* _Problem to work on_:
From the records below, copy every line that contains the word "alpha".
** begin **
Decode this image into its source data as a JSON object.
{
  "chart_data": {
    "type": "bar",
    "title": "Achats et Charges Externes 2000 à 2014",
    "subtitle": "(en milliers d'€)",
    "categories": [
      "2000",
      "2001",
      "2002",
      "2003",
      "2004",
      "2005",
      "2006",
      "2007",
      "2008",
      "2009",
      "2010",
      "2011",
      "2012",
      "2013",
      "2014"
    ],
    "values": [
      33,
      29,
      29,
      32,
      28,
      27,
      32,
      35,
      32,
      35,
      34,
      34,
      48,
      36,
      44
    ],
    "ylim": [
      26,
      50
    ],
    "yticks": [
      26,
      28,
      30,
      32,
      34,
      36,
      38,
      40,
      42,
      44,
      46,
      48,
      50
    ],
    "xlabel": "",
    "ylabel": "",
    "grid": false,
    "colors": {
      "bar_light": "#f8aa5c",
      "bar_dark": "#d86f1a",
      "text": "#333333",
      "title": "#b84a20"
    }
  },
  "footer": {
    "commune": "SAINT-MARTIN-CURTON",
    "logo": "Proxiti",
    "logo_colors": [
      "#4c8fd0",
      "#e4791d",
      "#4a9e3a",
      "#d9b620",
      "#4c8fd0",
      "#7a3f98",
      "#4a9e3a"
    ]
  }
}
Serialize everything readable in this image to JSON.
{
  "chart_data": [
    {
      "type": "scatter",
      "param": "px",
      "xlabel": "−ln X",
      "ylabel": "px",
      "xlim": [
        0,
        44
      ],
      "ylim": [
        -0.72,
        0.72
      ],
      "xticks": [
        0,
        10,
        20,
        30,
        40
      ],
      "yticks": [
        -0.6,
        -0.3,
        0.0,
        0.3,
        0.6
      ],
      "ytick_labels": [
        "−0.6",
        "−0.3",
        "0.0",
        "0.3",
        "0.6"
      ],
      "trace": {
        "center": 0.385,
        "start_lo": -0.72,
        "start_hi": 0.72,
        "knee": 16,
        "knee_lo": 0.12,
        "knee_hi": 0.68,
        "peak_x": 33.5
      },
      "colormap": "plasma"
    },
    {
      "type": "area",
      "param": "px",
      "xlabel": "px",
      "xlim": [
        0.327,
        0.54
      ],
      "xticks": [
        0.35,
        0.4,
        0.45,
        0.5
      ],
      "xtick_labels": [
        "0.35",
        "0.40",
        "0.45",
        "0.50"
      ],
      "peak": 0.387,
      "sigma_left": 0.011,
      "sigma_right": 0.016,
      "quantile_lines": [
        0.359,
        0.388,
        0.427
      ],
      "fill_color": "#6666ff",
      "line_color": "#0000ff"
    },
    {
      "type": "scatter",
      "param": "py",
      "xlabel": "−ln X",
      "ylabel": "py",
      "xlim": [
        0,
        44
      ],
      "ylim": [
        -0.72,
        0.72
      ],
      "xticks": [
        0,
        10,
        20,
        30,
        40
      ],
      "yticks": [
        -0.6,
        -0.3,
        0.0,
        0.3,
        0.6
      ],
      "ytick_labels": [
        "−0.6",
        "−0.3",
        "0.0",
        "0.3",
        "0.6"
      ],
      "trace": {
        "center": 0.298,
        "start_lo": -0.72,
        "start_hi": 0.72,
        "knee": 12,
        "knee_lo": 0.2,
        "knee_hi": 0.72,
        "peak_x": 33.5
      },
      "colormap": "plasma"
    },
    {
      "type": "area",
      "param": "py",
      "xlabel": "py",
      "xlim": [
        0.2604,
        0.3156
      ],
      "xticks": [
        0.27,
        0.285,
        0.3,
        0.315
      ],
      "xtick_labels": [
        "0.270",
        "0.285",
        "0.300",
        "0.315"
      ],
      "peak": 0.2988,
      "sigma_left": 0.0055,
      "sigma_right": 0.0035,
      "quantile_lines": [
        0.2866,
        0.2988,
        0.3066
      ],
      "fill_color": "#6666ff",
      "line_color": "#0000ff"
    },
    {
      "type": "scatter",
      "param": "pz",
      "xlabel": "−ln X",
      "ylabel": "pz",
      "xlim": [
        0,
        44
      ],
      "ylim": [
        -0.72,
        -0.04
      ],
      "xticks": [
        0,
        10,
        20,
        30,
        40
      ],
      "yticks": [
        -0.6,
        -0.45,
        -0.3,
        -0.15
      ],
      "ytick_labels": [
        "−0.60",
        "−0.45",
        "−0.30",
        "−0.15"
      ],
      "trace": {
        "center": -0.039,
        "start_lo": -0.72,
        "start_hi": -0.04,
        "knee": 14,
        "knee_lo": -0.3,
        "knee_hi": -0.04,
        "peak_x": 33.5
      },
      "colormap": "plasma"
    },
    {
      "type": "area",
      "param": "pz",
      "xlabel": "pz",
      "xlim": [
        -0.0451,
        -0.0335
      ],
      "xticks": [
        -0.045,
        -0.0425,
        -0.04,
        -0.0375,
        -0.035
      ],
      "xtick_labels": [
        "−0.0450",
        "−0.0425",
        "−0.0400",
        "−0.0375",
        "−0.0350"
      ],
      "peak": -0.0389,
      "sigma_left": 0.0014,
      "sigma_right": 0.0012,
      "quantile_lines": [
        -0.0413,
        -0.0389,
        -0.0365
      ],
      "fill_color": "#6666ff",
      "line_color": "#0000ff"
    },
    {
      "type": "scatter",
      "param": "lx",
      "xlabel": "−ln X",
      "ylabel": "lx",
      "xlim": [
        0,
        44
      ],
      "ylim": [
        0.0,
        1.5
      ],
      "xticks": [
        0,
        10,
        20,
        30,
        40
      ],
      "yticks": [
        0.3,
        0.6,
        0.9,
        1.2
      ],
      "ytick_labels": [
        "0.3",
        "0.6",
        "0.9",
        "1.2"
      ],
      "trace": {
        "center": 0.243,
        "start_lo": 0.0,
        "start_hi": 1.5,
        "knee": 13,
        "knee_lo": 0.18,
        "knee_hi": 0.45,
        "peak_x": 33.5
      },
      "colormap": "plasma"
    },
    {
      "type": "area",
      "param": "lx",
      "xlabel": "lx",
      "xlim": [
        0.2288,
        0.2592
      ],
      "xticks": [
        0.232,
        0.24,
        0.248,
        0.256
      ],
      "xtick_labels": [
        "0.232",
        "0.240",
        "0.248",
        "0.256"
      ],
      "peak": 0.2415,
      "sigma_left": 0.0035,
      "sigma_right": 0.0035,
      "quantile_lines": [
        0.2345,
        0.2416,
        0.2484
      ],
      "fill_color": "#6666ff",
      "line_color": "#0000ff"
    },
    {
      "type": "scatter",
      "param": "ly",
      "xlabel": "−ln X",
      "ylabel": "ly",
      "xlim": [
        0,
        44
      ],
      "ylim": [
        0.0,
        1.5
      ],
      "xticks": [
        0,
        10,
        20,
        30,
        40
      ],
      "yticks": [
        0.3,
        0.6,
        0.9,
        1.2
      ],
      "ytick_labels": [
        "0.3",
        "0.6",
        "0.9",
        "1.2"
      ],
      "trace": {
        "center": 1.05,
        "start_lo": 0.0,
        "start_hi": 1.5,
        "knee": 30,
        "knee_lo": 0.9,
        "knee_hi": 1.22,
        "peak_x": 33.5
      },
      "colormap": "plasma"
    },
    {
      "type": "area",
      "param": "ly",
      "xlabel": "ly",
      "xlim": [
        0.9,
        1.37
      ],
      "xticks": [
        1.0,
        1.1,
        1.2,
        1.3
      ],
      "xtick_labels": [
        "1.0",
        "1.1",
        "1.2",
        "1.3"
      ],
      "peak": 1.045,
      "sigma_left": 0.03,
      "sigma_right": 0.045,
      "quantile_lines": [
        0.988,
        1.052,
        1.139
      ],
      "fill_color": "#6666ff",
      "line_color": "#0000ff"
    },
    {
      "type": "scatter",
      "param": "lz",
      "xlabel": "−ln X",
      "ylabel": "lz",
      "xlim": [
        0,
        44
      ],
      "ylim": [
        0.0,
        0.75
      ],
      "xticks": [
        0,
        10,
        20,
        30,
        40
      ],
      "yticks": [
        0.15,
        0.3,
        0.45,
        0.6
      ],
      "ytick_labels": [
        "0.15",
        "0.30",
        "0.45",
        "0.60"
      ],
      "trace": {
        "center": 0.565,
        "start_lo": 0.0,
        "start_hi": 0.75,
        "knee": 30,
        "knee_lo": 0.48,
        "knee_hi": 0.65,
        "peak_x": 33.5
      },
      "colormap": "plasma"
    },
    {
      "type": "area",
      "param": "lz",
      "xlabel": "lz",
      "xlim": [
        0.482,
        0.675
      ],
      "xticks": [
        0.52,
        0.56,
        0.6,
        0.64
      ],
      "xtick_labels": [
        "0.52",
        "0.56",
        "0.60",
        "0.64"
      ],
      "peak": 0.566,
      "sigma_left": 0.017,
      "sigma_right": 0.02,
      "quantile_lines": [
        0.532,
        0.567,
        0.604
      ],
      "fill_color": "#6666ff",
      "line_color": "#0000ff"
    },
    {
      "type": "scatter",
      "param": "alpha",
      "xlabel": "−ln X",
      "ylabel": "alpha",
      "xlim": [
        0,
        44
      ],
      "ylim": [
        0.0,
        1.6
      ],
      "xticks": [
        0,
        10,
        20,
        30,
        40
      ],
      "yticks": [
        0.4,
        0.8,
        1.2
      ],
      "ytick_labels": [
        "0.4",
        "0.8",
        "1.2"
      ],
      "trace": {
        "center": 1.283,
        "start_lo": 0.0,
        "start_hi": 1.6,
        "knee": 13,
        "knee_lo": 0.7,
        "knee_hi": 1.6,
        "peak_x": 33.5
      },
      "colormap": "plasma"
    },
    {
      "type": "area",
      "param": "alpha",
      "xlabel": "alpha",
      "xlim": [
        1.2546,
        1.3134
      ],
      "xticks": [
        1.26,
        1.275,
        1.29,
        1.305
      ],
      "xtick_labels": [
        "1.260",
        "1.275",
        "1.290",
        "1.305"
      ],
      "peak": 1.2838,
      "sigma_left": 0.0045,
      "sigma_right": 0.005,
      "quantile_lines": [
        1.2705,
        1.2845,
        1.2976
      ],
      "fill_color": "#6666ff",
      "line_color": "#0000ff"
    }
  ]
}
** end **
* _Output of the task_:
      "param": "alpha",
      "ylabel": "alpha",
      "param": "alpha",
      "xlabel": "alpha",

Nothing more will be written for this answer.